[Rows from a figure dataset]
——

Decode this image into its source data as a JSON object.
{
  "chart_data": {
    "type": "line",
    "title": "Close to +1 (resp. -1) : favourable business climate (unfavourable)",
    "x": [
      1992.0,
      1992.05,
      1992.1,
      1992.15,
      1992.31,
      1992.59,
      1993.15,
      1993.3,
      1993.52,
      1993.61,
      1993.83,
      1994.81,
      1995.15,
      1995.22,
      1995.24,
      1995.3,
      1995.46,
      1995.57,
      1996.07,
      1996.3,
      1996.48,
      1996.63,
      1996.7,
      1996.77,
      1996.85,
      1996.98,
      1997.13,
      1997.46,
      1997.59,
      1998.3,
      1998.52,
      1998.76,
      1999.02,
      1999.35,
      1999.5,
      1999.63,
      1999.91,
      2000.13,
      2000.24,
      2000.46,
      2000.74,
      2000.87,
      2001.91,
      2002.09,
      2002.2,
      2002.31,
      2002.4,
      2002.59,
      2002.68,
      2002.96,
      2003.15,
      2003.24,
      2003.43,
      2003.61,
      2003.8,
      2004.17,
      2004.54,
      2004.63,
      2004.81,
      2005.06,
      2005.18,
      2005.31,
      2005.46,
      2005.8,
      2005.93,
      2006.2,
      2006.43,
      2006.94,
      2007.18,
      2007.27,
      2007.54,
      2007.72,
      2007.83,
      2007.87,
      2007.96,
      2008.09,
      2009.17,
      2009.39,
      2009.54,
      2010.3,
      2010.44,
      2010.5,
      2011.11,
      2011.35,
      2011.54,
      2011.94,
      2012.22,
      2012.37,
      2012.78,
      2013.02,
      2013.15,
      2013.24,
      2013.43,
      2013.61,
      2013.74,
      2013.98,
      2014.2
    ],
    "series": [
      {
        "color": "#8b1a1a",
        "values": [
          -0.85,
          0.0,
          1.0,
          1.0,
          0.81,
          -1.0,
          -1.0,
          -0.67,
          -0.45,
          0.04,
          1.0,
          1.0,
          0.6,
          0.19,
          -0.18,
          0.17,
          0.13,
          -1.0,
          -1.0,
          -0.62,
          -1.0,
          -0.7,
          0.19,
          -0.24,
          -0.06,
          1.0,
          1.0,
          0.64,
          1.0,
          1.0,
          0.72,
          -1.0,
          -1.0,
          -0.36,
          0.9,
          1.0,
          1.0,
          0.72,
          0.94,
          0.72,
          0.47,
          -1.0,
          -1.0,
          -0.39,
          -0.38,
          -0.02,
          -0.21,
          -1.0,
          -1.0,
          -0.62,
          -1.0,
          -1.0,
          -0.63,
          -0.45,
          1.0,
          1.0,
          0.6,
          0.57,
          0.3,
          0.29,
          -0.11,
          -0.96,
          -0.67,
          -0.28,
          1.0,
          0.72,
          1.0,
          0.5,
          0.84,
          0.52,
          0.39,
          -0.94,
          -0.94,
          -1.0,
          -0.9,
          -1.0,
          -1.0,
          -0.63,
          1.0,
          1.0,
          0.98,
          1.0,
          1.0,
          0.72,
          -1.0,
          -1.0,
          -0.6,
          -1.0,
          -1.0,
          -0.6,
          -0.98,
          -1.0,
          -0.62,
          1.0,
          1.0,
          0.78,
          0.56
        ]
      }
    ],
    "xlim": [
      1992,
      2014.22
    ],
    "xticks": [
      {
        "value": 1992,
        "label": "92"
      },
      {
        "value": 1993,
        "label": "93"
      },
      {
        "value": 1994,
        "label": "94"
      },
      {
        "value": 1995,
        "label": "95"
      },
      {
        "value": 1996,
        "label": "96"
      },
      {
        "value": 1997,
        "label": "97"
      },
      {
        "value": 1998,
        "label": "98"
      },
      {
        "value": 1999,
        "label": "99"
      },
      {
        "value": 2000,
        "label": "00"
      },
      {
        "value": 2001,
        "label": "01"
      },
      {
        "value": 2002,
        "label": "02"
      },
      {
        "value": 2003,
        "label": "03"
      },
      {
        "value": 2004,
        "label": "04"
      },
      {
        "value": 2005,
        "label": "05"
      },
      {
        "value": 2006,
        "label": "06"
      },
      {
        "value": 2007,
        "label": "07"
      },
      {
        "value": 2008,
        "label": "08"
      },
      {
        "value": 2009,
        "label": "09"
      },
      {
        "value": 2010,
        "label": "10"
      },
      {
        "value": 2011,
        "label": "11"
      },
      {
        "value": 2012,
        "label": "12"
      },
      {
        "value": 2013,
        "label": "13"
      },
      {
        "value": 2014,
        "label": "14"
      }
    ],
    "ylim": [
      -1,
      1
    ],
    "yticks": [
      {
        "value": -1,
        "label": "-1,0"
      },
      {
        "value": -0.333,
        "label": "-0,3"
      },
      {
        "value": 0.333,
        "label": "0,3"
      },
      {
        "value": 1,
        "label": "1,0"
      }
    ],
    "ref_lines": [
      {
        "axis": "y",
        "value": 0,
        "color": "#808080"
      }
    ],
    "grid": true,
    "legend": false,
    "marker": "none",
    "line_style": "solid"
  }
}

——

■ **Problem**
Quote the material exactly, leaving nothing out.

■ **Result of this exercise**
Decode this image into its source data as a JSON object.
{
  "chart_data": {
    "type": "line",
    "title": "Close to +1 (resp. -1) : favourable business climate (unfavourable)",
    "x": [
      1992.0,
      1992.05,
      1992.1,
      1992.15,
      1992.31,
      1992.59,
      1993.15,
      1993.3,
      1993.52,
      1993.61,
      1993.83,
      1994.81,
      1995.15,
      1995.22,
      1995.24,
      1995.3,
      1995.46,
      1995.57,
      1996.07,
      1996.3,
      1996.48,
      1996.63,
      1996.7,
      1996.77,
      1996.85,
      1996.98,
      1997.13,
      1997.46,
      1997.59,
      1998.3,
      1998.52,
      1998.76,
      1999.02,
      1999.35,
      1999.5,
      1999.63,
      1999.91,
      2000.13,
      2000.24,
      2000.46,
      2000.74,
      2000.87,
      2001.91,
      2002.09,
      2002.2,
      2002.31,
      2002.4,
      2002.59,
      2002.68,
      2002.96,
      2003.15,
      2003.24,
      2003.43,
      2003.61,
      2003.8,
      2004.17,
      2004.54,
      2004.63,
      2004.81,
      2005.06,
      2005.18,
      2005.31,
      2005.46,
      2005.8,
      2005.93,
      2006.2,
      2006.43,
      2006.94,
      2007.18,
      2007.27,
      2007.54,
      2007.72,
      2007.83,
      2007.87,
      2007.96,
      2008.09,
      2009.17,
      2009.39,
      2009.54,
      2010.3,
      2010.44,
      2010.5,
      2011.11,
      2011.35,
      2011.54,
      2011.94,
      2012.22,
      2012.37,
      2012.78,
      2013.02,
      2013.15,
      2013.24,
      2013.43,
      2013.61,
      2013.74,
      2013.98,
      2014.2
    ],
    "series": [
      {
        "color": "#8b1a1a",
        "values": [
          -0.85,
          0.0,
          1.0,
          1.0,
          0.81,
          -1.0,
          -1.0,
          -0.67,
          -0.45,
          0.04,
          1.0,
          1.0,
          0.6,
          0.19,
          -0.18,
          0.17,
          0.13,
          -1.0,
          -1.0,
          -0.62,
          -1.0,
          -0.7,
          0.19,
          -0.24,
          -0.06,
          1.0,
          1.0,
          0.64,
          1.0,
          1.0,
          0.72,
          -1.0,
          -1.0,
          -0.36,
          0.9,
          1.0,
          1.0,
          0.72,
          0.94,
          0.72,
          0.47,
          -1.0,
          -1.0,
          -0.39,
          -0.38,
          -0.02,
          -0.21,
          -1.0,
          -1.0,
          -0.62,
          -1.0,
          -1.0,
          -0.63,
          -0.45,
          1.0,
          1.0,
          0.6,
          0.57,
          0.3,
          0.29,
          -0.11,
          -0.96,
          -0.67,
          -0.28,
          1.0,
          0.72,
          1.0,
          0.5,
          0.84,
          0.52,
          0.39,
          -0.94,
          -0.94,
          -1.0,
          -0.9,
          -1.0,
          -1.0,
          -0.63,
          1.0,
          1.0,
          0.98,
          1.0,
          1.0,
          0.72,
          -1.0,
          -1.0,
          -0.6,
          -1.0,
          -1.0,
          -0.6,
          -0.98,
          -1.0,
          -0.62,
          1.0,
          1.0,
          0.78,
          0.56
        ]
      }
    ],
    "xlim": [
      1992,
      2014.22
    ],
    "xticks": [
      {
        "value": 1992,
        "label": "92"
      },
      {
        "value": 1993,
        "label": "93"
      },
      {
        "value": 1994,
        "label": "94"
      },
      {
        "value": 1995,
        "label": "95"
      },
      {
        "value": 1996,
        "label": "96"
      },
      {
        "value": 1997,
        "label": "97"
      },
      {
        "value": 1998,
        "label": "98"
      },
      {
        "value": 1999,
        "label": "99"
      },
      {
        "value": 2000,
        "label": "00"
      },
      {
        "value": 2001,
        "label": "01"
      },
      {
        "value": 2002,
        "label": "02"
      },
      {
        "value": 2003,
        "label": "03"
      },
      {
        "value": 2004,
        "label": "04"
      },
      {
        "value": 2005,
        "label": "05"
      },
      {
        "value": 2006,
        "label": "06"
      },
      {
        "value": 2007,
        "label": "07"
      },
      {
        "value": 2008,
        "label": "08"
      },
      {
        "value": 2009,
        "label": "09"
      },
      {
        "value": 2010,
        "label": "10"
      },
      {
        "value": 2011,
        "label": "11"
      },
      {
        "value": 2012,
        "label": "12"
      },
      {
        "value": 2013,
        "label": "13"
      },
      {
        "value": 2014,
        "label": "14"
      }
    ],
    "ylim": [
      -1,
      1
    ],
    "yticks": [
      {
        "value": -1,
        "label": "-1,0"
      },
      {
        "value": -0.333,
        "label": "-0,3"
      },
      {
        "value": 0.333,
        "label": "0,3"
      },
      {
        "value": 1,
        "label": "1,0"
      }
    ],
    "ref_lines": [
      {
        "axis": "y",
        "value": 0,
        "color": "#808080"
      }
    ],
    "grid": true,
    "legend": false,
    "marker": "none",
    "line_style": "solid"
  }
}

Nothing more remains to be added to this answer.